Data entries:
○ ○ ○ ○
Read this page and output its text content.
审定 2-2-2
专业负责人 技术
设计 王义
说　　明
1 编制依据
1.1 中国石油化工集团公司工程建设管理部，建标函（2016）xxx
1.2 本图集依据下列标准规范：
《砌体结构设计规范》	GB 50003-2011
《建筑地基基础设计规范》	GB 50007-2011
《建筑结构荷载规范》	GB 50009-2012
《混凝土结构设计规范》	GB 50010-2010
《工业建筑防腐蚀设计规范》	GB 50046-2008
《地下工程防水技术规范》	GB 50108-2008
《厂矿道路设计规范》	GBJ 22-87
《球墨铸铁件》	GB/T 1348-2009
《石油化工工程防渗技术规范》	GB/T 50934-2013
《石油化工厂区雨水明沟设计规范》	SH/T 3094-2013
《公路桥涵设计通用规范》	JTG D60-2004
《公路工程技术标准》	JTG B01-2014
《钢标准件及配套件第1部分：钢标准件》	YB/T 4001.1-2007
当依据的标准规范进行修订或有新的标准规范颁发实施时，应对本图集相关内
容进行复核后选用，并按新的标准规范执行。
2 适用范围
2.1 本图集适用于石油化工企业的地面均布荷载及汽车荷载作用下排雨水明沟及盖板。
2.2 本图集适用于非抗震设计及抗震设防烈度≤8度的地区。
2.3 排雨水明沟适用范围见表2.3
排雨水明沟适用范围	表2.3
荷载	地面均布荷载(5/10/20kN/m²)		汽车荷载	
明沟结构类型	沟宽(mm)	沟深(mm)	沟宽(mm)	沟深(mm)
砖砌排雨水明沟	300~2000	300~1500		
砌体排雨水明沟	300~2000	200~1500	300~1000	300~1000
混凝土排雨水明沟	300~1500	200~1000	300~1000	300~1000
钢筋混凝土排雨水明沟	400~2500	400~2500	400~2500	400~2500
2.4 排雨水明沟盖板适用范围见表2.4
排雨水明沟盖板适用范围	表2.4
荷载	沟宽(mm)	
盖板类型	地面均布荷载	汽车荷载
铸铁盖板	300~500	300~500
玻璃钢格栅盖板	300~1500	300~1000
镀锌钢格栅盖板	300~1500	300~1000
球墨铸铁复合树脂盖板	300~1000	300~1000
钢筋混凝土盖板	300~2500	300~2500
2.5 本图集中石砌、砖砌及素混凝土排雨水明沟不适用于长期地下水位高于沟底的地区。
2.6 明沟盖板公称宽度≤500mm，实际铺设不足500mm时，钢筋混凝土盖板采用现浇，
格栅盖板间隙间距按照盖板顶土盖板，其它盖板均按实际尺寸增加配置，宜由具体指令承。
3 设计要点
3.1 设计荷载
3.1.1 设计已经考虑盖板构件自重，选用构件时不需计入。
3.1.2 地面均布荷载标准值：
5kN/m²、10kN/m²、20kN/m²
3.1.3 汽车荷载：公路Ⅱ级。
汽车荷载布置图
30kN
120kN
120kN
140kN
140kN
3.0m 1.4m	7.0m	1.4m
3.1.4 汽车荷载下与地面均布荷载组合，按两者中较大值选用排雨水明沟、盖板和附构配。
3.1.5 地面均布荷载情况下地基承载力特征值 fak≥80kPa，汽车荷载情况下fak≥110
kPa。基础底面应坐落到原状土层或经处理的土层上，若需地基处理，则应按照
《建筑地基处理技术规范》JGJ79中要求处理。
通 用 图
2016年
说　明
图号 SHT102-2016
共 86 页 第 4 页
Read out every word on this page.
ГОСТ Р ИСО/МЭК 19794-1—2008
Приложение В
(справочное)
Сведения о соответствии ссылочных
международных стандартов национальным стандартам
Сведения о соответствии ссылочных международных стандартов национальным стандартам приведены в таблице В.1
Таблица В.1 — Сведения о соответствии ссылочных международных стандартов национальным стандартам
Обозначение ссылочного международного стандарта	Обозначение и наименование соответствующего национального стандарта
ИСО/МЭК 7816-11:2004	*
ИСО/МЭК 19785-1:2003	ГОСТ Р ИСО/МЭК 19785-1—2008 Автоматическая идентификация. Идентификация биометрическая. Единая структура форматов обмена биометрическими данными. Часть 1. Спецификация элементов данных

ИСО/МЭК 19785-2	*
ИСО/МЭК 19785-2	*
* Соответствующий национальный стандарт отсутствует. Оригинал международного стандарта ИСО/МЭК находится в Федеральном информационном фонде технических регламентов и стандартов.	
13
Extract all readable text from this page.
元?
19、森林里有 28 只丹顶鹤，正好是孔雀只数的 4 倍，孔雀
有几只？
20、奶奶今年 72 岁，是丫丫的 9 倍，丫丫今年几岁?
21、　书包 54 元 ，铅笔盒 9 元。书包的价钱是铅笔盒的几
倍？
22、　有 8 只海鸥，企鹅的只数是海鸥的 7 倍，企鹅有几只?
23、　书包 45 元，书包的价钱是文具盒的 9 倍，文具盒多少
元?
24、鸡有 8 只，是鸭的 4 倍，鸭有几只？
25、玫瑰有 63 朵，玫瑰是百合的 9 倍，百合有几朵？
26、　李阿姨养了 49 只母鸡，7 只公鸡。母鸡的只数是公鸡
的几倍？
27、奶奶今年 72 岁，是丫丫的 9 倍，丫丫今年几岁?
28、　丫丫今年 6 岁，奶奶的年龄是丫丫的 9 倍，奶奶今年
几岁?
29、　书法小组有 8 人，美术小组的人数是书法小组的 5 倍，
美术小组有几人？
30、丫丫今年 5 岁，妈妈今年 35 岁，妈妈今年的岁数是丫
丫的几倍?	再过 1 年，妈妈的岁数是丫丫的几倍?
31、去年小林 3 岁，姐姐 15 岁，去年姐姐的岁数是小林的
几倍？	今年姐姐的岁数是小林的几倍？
○ ○ ○ ○
- [INSTRUCTION]
Each record above should be restated word for word.

- [THE SOLUTION]
Read this page and output its text content.
审定 2-2-2
专业负责人 技术
设计 王义
说　　明
1 编制依据
1.1 中国石油化工集团公司工程建设管理部，建标函（2016）xxx
1.2 本图集依据下列标准规范：
《砌体结构设计规范》	GB 50003-2011
《建筑地基基础设计规范》	GB 50007-2011
《建筑结构荷载规范》	GB 50009-2012
《混凝土结构设计规范》	GB 50010-2010
《工业建筑防腐蚀设计规范》	GB 50046-2008
《地下工程防水技术规范》	GB 50108-2008
《厂矿道路设计规范》	GBJ 22-87
《球墨铸铁件》	GB/T 1348-2009
《石油化工工程防渗技术规范》	GB/T 50934-2013
《石油化工厂区雨水明沟设计规范》	SH/T 3094-2013
《公路桥涵设计通用规范》	JTG D60-2004
《公路工程技术标准》	JTG B01-2014
《钢标准件及配套件第1部分：钢标准件》	YB/T 4001.1-2007
当依据的标准规范进行修订或有新的标准规范颁发实施时，应对本图集相关内
容进行复核后选用，并按新的标准规范执行。
2 适用范围
2.1 本图集适用于石油化工企业的地面均布荷载及汽车荷载作用下排雨水明沟及盖板。
2.2 本图集适用于非抗震设计及抗震设防烈度≤8度的地区。
2.3 排雨水明沟适用范围见表2.3
排雨水明沟适用范围	表2.3
荷载	地面均布荷载(5/10/20kN/m²)		汽车荷载	
明沟结构类型	沟宽(mm)	沟深(mm)	沟宽(mm)	沟深(mm)
砖砌排雨水明沟	300~2000	300~1500		
砌体排雨水明沟	300~2000	200~1500	300~1000	300~1000
混凝土排雨水明沟	300~1500	200~1000	300~1000	300~1000
钢筋混凝土排雨水明沟	400~2500	400~2500	400~2500	400~2500
2.4 排雨水明沟盖板适用范围见表2.4
排雨水明沟盖板适用范围	表2.4
荷载	沟宽(mm)	
盖板类型	地面均布荷载	汽车荷载
铸铁盖板	300~500	300~500
玻璃钢格栅盖板	300~1500	300~1000
镀锌钢格栅盖板	300~1500	300~1000
球墨铸铁复合树脂盖板	300~1000	300~1000
钢筋混凝土盖板	300~2500	300~2500
2.5 本图集中石砌、砖砌及素混凝土排雨水明沟不适用于长期地下水位高于沟底的地区。
2.6 明沟盖板公称宽度≤500mm，实际铺设不足500mm时，钢筋混凝土盖板采用现浇，
格栅盖板间隙间距按照盖板顶土盖板，其它盖板均按实际尺寸增加配置，宜由具体指令承。
3 设计要点
3.1 设计荷载
3.1.1 设计已经考虑盖板构件自重，选用构件时不需计入。
3.1.2 地面均布荷载标准值：
5kN/m²、10kN/m²、20kN/m²
3.1.3 汽车荷载：公路Ⅱ级。
汽车荷载布置图
30kN
120kN
120kN
140kN
140kN
3.0m 1.4m	7.0m	1.4m
3.1.4 汽车荷载下与地面均布荷载组合，按两者中较大值选用排雨水明沟、盖板和附构配。
3.1.5 地面均布荷载情况下地基承载力特征值 fak≥80kPa，汽车荷载情况下fak≥110
kPa。基础底面应坐落到原状土层或经处理的土层上，若需地基处理，则应按照
《建筑地基处理技术规范》JGJ79中要求处理。
通 用 图
2016年
说　明
图号 SHT102-2016
共 86 页 第 4 页
Read out every word on this page.
ГОСТ Р ИСО/МЭК 19794-1—2008
Приложение В
(справочное)
Сведения о соответствии ссылочных
международных стандартов национальным стандартам
Сведения о соответствии ссылочных международных стандартов национальным стандартам приведены в таблице В.1
Таблица В.1 — Сведения о соответствии ссылочных международных стандартов национальным стандартам
Обозначение ссылочного международного стандарта	Обозначение и наименование соответствующего национального стандарта
ИСО/МЭК 7816-11:2004	*
ИСО/МЭК 19785-1:2003	ГОСТ Р ИСО/МЭК 19785-1—2008 Автоматическая идентификация. Идентификация биометрическая. Единая структура форматов обмена биометрическими данными. Часть 1. Спецификация элементов данных

ИСО/МЭК 19785-2	*
ИСО/МЭК 19785-2	*
* Соответствующий национальный стандарт отсутствует. Оригинал международного стандарта ИСО/МЭК находится в Федеральном информационном фонде технических регламентов и стандартов.	
13
Extract all readable text from this page.
元?
19、森林里有 28 只丹顶鹤，正好是孔雀只数的 4 倍，孔雀
有几只？
20、奶奶今年 72 岁，是丫丫的 9 倍，丫丫今年几岁?
21、　书包 54 元 ，铅笔盒 9 元。书包的价钱是铅笔盒的几
倍？
22、　有 8 只海鸥，企鹅的只数是海鸥的 7 倍，企鹅有几只?
23、　书包 45 元，书包的价钱是文具盒的 9 倍，文具盒多少
元?
24、鸡有 8 只，是鸭的 4 倍，鸭有几只？
25、玫瑰有 63 朵，玫瑰是百合的 9 倍，百合有几朵？
26、　李阿姨养了 49 只母鸡，7 只公鸡。母鸡的只数是公鸡
的几倍？
27、奶奶今年 72 岁，是丫丫的 9 倍，丫丫今年几岁?
28、　丫丫今年 6 岁，奶奶的年龄是丫丫的 9 倍，奶奶今年
几岁?
29、　书法小组有 8 人，美术小组的人数是书法小组的 5 倍，
美术小组有几人？
30、丫丫今年 5 岁，妈妈今年 35 岁，妈妈今年的岁数是丫
丫的几倍?	再过 1 年，妈妈的岁数是丫丫的几倍?
31、去年小林 3 岁，姐姐 15 岁，去年姐姐的岁数是小林的
几倍？	今年姐姐的岁数是小林的几倍？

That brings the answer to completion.